_TASK OBJECTIVE_
Return all lines with the word "growth" in them.

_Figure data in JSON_
——

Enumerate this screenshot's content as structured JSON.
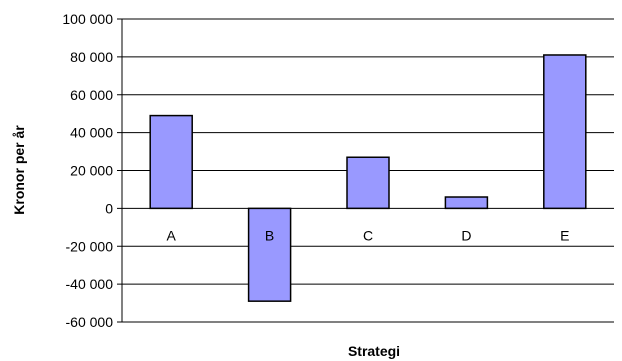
{
  "chart_data": {
    "type": "bar",
    "title": "",
    "xlabel": "Strategi",
    "ylabel": "Kronor per år",
    "categories": [
      "A",
      "B",
      "C",
      "D",
      "E"
    ],
    "values": [
      49000,
      -49000,
      27000,
      6000,
      81000
    ],
    "ylim": [
      -60000,
      100000
    ],
    "yticks": [
      100000,
      80000,
      60000,
      40000,
      20000,
      0,
      -20000,
      -40000,
      -60000
    ],
    "ytick_labels": [
      "100 000",
      "80 000",
      "60 000",
      "40 000",
      "20 000",
      "0",
      "-20 000",
      "-40 000",
      "-60 000"
    ],
    "grid": true,
    "legend": "none",
    "colors": {
      "bar_fill": "#9999ff",
      "bar_stroke": "#000000",
      "grid": "#000000",
      "axis": "#000000"
    }
  }
}
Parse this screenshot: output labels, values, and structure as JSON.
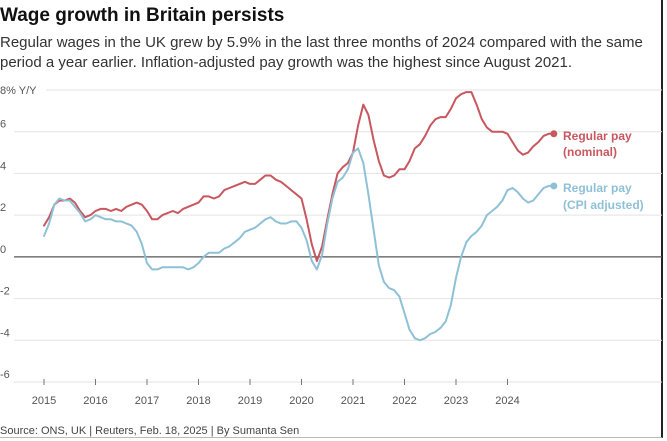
{
  "header": {
    "title": "Wage growth in Britain persists",
    "subtitle": "Regular wages in the UK grew by 5.9% in the last three months of 2024 compared with the same period a year earlier. Inflation-adjusted pay growth was the highest since August 2021."
  },
  "footer": {
    "source": "Source: ONS, UK | Reuters, Feb. 18, 2025 | By Sumanta Sen"
  },
  "chart_data": {
    "type": "line",
    "ylabel": "8% Y/Y",
    "xlim": [
      2014.6,
      2025.4
    ],
    "ylim": [
      -6,
      8
    ],
    "yticks": [
      -6,
      -4,
      -2,
      0,
      2,
      4,
      6
    ],
    "ytick_labels": [
      "-6",
      "-4",
      "-2",
      "0",
      "2",
      "4",
      "6"
    ],
    "xticks": [
      2015,
      2016,
      2017,
      2018,
      2019,
      2020,
      2021,
      2022,
      2023,
      2024
    ],
    "xtick_labels": [
      "2015",
      "2016",
      "2017",
      "2018",
      "2019",
      "2020",
      "2021",
      "2022",
      "2023",
      "2024"
    ],
    "grid": true,
    "legend_position": "right, at line ends",
    "series": [
      {
        "name": "Regular pay (nominal)",
        "legend_lines": [
          "Regular pay",
          "(nominal)"
        ],
        "color": "#c8575f",
        "x": [
          2015.0,
          2015.1,
          2015.2,
          2015.3,
          2015.4,
          2015.5,
          2015.6,
          2015.7,
          2015.8,
          2015.9,
          2016.0,
          2016.1,
          2016.2,
          2016.3,
          2016.4,
          2016.5,
          2016.6,
          2016.7,
          2016.8,
          2016.9,
          2017.0,
          2017.1,
          2017.2,
          2017.3,
          2017.4,
          2017.5,
          2017.6,
          2017.7,
          2017.8,
          2017.9,
          2018.0,
          2018.1,
          2018.2,
          2018.3,
          2018.4,
          2018.5,
          2018.6,
          2018.7,
          2018.8,
          2018.9,
          2019.0,
          2019.1,
          2019.2,
          2019.3,
          2019.4,
          2019.5,
          2019.6,
          2019.7,
          2019.8,
          2019.9,
          2020.0,
          2020.1,
          2020.2,
          2020.3,
          2020.4,
          2020.5,
          2020.6,
          2020.7,
          2020.8,
          2020.9,
          2021.0,
          2021.1,
          2021.2,
          2021.3,
          2021.4,
          2021.5,
          2021.6,
          2021.7,
          2021.8,
          2021.9,
          2022.0,
          2022.1,
          2022.2,
          2022.3,
          2022.4,
          2022.5,
          2022.6,
          2022.7,
          2022.8,
          2022.9,
          2023.0,
          2023.1,
          2023.2,
          2023.3,
          2023.4,
          2023.5,
          2023.6,
          2023.7,
          2023.8,
          2023.9,
          2024.0,
          2024.1,
          2024.2,
          2024.3,
          2024.4,
          2024.5,
          2024.6,
          2024.7,
          2024.8,
          2024.9
        ],
        "values": [
          1.5,
          1.9,
          2.5,
          2.7,
          2.7,
          2.8,
          2.6,
          2.2,
          1.9,
          2.0,
          2.2,
          2.3,
          2.3,
          2.2,
          2.3,
          2.2,
          2.4,
          2.5,
          2.6,
          2.5,
          2.2,
          1.8,
          1.8,
          2.0,
          2.1,
          2.2,
          2.1,
          2.3,
          2.4,
          2.5,
          2.6,
          2.9,
          2.9,
          2.8,
          2.9,
          3.2,
          3.3,
          3.4,
          3.5,
          3.6,
          3.5,
          3.5,
          3.7,
          3.9,
          3.9,
          3.7,
          3.6,
          3.4,
          3.2,
          3.0,
          2.8,
          1.8,
          0.6,
          -0.2,
          0.5,
          1.8,
          3.0,
          4.0,
          4.3,
          4.5,
          5.0,
          6.3,
          7.3,
          6.8,
          5.6,
          4.6,
          3.9,
          3.8,
          3.9,
          4.2,
          4.2,
          4.6,
          5.2,
          5.4,
          5.8,
          6.3,
          6.6,
          6.7,
          6.7,
          7.1,
          7.6,
          7.8,
          7.9,
          7.9,
          7.3,
          6.6,
          6.2,
          6.0,
          6.0,
          6.0,
          5.9,
          5.5,
          5.1,
          4.9,
          5.0,
          5.3,
          5.5,
          5.8,
          5.9,
          5.9
        ]
      },
      {
        "name": "Regular pay (CPI adjusted)",
        "legend_lines": [
          "Regular pay",
          "(CPI adjusted)"
        ],
        "color": "#8fc1d6",
        "x": [
          2015.0,
          2015.1,
          2015.2,
          2015.3,
          2015.4,
          2015.5,
          2015.6,
          2015.7,
          2015.8,
          2015.9,
          2016.0,
          2016.1,
          2016.2,
          2016.3,
          2016.4,
          2016.5,
          2016.6,
          2016.7,
          2016.8,
          2016.9,
          2017.0,
          2017.1,
          2017.2,
          2017.3,
          2017.4,
          2017.5,
          2017.6,
          2017.7,
          2017.8,
          2017.9,
          2018.0,
          2018.1,
          2018.2,
          2018.3,
          2018.4,
          2018.5,
          2018.6,
          2018.7,
          2018.8,
          2018.9,
          2019.0,
          2019.1,
          2019.2,
          2019.3,
          2019.4,
          2019.5,
          2019.6,
          2019.7,
          2019.8,
          2019.9,
          2020.0,
          2020.1,
          2020.2,
          2020.3,
          2020.4,
          2020.5,
          2020.6,
          2020.7,
          2020.8,
          2020.9,
          2021.0,
          2021.1,
          2021.2,
          2021.3,
          2021.4,
          2021.5,
          2021.6,
          2021.7,
          2021.8,
          2021.9,
          2022.0,
          2022.1,
          2022.2,
          2022.3,
          2022.4,
          2022.5,
          2022.6,
          2022.7,
          2022.8,
          2022.9,
          2023.0,
          2023.1,
          2023.2,
          2023.3,
          2023.4,
          2023.5,
          2023.6,
          2023.7,
          2023.8,
          2023.9,
          2024.0,
          2024.1,
          2024.2,
          2024.3,
          2024.4,
          2024.5,
          2024.6,
          2024.7,
          2024.8,
          2024.9
        ],
        "values": [
          1.0,
          1.6,
          2.5,
          2.8,
          2.7,
          2.7,
          2.4,
          2.1,
          1.7,
          1.8,
          2.0,
          1.9,
          1.8,
          1.8,
          1.7,
          1.7,
          1.6,
          1.5,
          1.2,
          0.6,
          -0.3,
          -0.6,
          -0.6,
          -0.5,
          -0.5,
          -0.5,
          -0.5,
          -0.5,
          -0.6,
          -0.5,
          -0.3,
          0.0,
          0.2,
          0.2,
          0.2,
          0.4,
          0.5,
          0.7,
          0.9,
          1.2,
          1.3,
          1.4,
          1.6,
          1.8,
          1.9,
          1.7,
          1.6,
          1.6,
          1.7,
          1.7,
          1.4,
          0.8,
          -0.2,
          -0.6,
          0.1,
          1.6,
          2.8,
          3.6,
          3.8,
          4.2,
          5.0,
          5.2,
          4.5,
          3.0,
          1.3,
          -0.4,
          -1.2,
          -1.5,
          -1.6,
          -1.9,
          -2.7,
          -3.5,
          -3.9,
          -4.0,
          -3.9,
          -3.7,
          -3.6,
          -3.4,
          -3.1,
          -2.3,
          -1.0,
          0.0,
          0.7,
          1.0,
          1.2,
          1.5,
          2.0,
          2.2,
          2.4,
          2.7,
          3.2,
          3.3,
          3.1,
          2.8,
          2.6,
          2.7,
          3.0,
          3.3,
          3.4,
          3.4
        ]
      }
    ]
  }
}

——

_FULL SOLUTION_
    "title": "Wage growth in Britain persists",
    "subtitle": "Regular wages in the UK grew by 5.9% in the last three months of 2024 compared with the same period a year earlier. Inflation-adjusted pay growth was the highest since August 2021."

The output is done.